Exercise directions:
In the data below, locate each line with the word "Freight" and list it.

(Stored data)

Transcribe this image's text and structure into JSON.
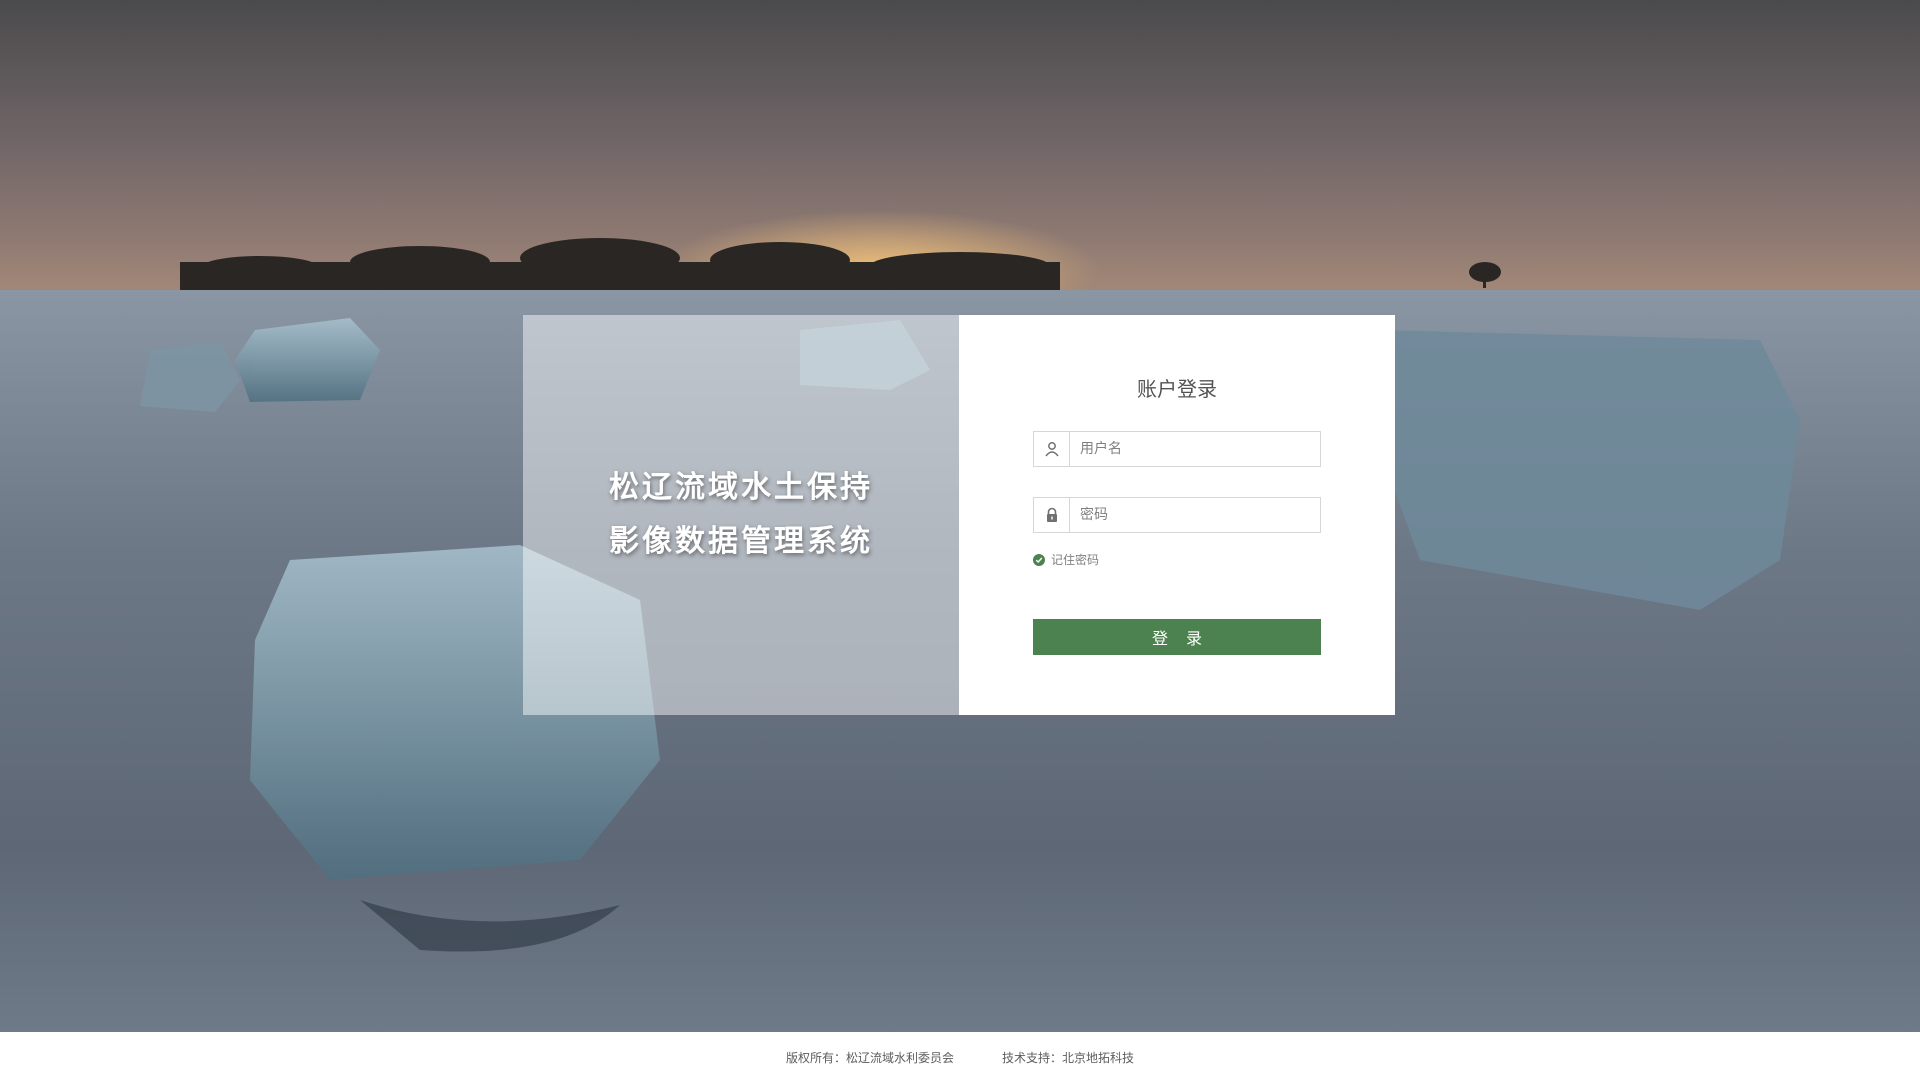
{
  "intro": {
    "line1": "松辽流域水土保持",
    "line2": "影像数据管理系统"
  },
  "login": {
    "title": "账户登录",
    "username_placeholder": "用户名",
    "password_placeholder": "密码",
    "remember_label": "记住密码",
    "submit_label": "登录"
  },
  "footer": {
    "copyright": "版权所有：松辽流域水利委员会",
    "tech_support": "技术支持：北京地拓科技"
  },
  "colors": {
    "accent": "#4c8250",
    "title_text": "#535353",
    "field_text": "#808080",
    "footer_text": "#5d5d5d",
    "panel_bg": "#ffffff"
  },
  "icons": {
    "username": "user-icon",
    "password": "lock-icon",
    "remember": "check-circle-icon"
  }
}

==

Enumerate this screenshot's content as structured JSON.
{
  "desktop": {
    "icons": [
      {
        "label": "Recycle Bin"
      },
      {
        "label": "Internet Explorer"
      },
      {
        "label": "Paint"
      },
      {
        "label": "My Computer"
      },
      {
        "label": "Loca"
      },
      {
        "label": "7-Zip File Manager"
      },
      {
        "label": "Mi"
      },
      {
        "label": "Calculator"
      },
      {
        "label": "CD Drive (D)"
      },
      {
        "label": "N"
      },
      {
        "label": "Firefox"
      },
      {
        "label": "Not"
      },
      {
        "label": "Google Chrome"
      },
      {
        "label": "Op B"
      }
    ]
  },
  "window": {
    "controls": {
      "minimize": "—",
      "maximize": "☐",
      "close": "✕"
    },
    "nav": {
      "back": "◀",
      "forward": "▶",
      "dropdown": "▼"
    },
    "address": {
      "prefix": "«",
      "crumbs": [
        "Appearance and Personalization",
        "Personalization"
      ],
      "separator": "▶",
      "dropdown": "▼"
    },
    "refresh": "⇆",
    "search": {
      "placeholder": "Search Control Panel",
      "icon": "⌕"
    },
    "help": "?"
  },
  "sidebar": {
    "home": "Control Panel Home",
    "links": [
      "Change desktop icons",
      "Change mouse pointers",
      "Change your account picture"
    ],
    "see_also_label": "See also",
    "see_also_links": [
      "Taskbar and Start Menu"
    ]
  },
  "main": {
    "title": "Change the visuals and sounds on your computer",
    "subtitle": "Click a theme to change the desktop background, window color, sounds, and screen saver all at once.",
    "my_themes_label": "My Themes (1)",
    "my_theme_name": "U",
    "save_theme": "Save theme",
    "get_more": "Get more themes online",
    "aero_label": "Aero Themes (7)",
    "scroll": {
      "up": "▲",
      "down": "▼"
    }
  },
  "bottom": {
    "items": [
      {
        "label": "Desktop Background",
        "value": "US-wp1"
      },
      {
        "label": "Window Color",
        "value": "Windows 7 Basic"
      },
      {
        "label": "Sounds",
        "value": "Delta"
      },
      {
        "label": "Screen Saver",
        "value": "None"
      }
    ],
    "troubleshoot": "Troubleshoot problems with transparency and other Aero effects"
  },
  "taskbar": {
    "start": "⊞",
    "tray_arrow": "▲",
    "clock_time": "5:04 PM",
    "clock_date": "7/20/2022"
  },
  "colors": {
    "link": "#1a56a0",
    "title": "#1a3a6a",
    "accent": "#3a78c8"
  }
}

...

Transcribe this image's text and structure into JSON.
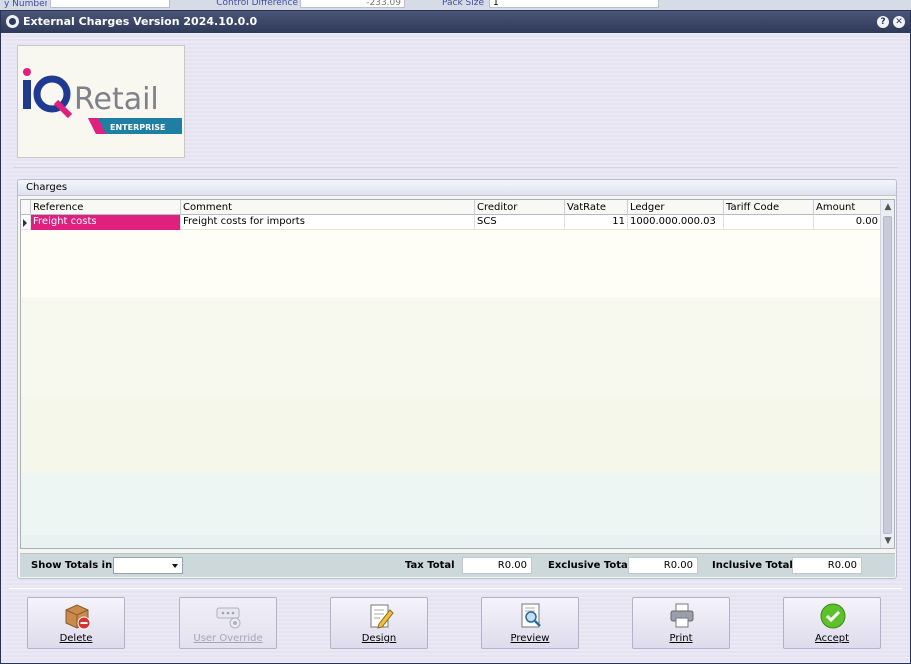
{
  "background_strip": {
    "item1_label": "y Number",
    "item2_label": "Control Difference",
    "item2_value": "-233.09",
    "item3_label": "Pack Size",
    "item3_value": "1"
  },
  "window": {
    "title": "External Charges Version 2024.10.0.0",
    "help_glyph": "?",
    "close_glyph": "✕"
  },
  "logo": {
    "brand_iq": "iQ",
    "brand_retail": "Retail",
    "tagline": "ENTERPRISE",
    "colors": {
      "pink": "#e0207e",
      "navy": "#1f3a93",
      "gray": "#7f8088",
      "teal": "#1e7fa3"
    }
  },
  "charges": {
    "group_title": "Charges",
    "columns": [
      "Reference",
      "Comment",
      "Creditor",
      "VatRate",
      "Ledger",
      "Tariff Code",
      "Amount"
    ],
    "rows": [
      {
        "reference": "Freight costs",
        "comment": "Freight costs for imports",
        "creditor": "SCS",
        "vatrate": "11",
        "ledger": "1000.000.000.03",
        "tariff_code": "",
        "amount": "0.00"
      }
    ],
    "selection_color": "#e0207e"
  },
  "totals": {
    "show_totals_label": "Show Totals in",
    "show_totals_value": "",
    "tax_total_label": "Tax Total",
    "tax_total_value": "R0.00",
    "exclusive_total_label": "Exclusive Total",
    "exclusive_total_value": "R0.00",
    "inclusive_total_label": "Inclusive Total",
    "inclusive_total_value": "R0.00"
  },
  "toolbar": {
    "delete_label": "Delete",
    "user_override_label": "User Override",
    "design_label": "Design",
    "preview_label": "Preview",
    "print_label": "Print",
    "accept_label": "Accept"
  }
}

Solved problem:
        "reference": "Freight costs",
        "comment": "Freight costs for imports",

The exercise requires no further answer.